Morte di Valentina: per gli ispettori “nessun rilievo” da fare. Ma per i familiari non è così

‘Nessun rilievo’, su come è stata affrontata l’emergenza dai medici del reparto di ostetricia e ginecologia, è emerso dall’ispezione disposta, nell’ospedale Cannizzaro di Catania, dal ministero della Salute per la morte di Valentina Milluzzo.

La donna di 32 anni, al quinto mese di gravidanza è morta il 16 ottobre scorso dopo avere perso con due aborti i due gemelli che aspettava. Per avere però un quadro completo bisognerà attendere lunedì prossimo, quando dovrebbe essere pronta la relazione finale.
Per la morte di Valentina, il reato ipotizzato dalla Procura è concorso in omicidio colposo plurimo. Un atto dovuto per fare eseguire l’autopsia come incidente probatorio. E non, appunto, perche’ tutti e 12 i medici siano obiettori di coscienza.

L’attenzione dei magistrati è concentrata sulla verifica, attraverso la cartella clinica, dei protocolli d’intervento e assistenza prestata alla paziente, oltre che ai controlli ai quali è stata sottoposta durante il ricovero e in particolare durante la crisi prima della morte domenica 16 ottobre.

La Procura aveva aperto l’inchiesta dopo la denuncia presentata dall’avvocato Salvatore Catania Milluzzo, per conto del marito di Valentina, Francesco Castro. Nell’esposto c’è scritto anche che quando la donna il 15 ottobre scorso entra in crisi “dai controlli emerge che uno dei feti respira male e che bisognerebbe intervenire, ma il medico di turno si sarebbe rifiutato perchè obiettore: ‘fino a che è vivo io non intervengo’, avrebbe detto loro”.

[Consegna A] Estrai dall'articolo il passo che va da "Per la morte di Valentina, il" fino a "domenica 16 ottobre." compreso.
[Consegna B]
Secondo l'articolo:
(i) Quanti anni aveva Valentina Milluzzo?
(ii) Quale reato ipotizza la Procura per la sua morte?
(iii) Per conto di chi l'avvocato Salvatore Catania Milluzzo ha presentato la denuncia?
Il materiale non ha alcun legame con l'articolo.

[Materiale]
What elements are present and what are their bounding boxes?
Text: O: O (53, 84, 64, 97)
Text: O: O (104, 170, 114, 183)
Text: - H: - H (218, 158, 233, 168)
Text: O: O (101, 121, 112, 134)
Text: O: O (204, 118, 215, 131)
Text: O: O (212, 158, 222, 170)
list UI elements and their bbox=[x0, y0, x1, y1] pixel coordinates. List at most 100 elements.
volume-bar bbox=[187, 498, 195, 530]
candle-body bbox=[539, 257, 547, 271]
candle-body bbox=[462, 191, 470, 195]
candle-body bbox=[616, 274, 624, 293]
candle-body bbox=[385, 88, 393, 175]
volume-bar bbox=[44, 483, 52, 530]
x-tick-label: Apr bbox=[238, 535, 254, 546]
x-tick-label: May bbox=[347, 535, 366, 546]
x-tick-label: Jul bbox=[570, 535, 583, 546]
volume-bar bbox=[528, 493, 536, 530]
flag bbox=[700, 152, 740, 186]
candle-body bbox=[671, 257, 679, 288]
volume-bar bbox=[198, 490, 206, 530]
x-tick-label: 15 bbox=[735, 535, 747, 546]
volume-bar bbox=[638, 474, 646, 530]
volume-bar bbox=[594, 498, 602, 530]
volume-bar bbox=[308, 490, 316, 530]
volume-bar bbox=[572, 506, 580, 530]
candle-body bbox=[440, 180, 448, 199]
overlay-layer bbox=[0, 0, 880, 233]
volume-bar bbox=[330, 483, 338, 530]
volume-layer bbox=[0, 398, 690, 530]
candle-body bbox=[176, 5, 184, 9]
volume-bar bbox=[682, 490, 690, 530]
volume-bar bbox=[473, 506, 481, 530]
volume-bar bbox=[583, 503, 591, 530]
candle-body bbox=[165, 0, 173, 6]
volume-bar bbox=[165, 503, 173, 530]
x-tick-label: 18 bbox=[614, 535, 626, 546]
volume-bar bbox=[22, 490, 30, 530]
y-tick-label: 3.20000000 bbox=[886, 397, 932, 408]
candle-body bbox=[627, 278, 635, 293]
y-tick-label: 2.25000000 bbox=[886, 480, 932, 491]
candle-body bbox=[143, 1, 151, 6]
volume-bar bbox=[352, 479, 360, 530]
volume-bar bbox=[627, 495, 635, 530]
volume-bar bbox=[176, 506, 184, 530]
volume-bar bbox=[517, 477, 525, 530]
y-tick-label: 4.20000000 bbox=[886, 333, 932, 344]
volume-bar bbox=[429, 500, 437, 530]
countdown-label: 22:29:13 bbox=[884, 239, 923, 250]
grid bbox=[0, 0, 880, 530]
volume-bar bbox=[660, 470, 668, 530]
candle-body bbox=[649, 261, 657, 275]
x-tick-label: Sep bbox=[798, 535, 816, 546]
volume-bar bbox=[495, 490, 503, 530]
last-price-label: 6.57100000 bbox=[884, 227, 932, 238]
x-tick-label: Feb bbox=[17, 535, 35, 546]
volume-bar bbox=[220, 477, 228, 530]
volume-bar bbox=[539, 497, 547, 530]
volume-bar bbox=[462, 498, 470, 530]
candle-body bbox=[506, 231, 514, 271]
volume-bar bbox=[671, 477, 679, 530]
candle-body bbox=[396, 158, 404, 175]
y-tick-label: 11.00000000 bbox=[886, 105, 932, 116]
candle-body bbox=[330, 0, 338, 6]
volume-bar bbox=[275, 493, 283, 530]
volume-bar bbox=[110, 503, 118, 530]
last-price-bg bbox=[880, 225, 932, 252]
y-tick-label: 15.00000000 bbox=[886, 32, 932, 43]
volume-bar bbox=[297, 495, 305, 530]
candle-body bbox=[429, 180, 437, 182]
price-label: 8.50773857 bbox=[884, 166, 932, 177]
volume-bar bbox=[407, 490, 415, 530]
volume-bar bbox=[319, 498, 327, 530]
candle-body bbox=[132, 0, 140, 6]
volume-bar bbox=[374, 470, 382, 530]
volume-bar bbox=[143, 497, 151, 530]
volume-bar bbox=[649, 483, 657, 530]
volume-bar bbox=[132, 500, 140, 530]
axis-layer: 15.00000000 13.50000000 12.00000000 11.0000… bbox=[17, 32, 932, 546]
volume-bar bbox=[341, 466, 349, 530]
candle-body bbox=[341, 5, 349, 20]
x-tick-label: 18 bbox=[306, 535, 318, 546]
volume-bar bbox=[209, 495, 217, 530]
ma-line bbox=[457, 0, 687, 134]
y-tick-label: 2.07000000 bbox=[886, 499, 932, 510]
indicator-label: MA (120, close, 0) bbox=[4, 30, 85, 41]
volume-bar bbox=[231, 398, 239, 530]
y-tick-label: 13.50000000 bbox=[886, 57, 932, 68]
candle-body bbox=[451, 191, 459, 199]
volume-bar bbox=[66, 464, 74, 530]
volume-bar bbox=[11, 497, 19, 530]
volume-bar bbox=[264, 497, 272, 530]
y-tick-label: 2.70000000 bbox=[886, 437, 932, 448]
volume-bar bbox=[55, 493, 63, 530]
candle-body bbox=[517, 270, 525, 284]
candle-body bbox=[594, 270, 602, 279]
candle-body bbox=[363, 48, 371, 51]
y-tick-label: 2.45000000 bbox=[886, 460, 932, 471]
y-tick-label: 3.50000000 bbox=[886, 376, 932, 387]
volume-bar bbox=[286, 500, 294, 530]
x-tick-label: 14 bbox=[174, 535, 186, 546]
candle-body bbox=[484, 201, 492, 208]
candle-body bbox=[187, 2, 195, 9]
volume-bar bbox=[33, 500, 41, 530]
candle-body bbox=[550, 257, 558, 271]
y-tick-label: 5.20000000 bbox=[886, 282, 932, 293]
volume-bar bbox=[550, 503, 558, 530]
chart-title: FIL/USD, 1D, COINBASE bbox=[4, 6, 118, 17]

[Soluzione A]
Per la morte di Valentina, il reato ipotizzato dalla Procura è concorso in omicidio colposo plurimo. Un atto dovuto per fare eseguire l’autopsia come incidente probatorio. E non, appunto, perche’ tutti e 12 i medici siano obiettori di coscienza.

L’attenzione dei magistrati è concentrata sulla verifica, attraverso la cartella clinica, dei protocolli d’intervento e assistenza prestata alla paziente, oltre che ai controlli ai quali è stata sottoposta durante il ricovero e in particolare durante la crisi prima della morte domenica 16 ottobre.

[Soluzione B]
(i) 32 anni.
(ii) Concorso in omicidio colposo plurimo.
(iii) Per conto del marito di Valentina, Francesco Castro.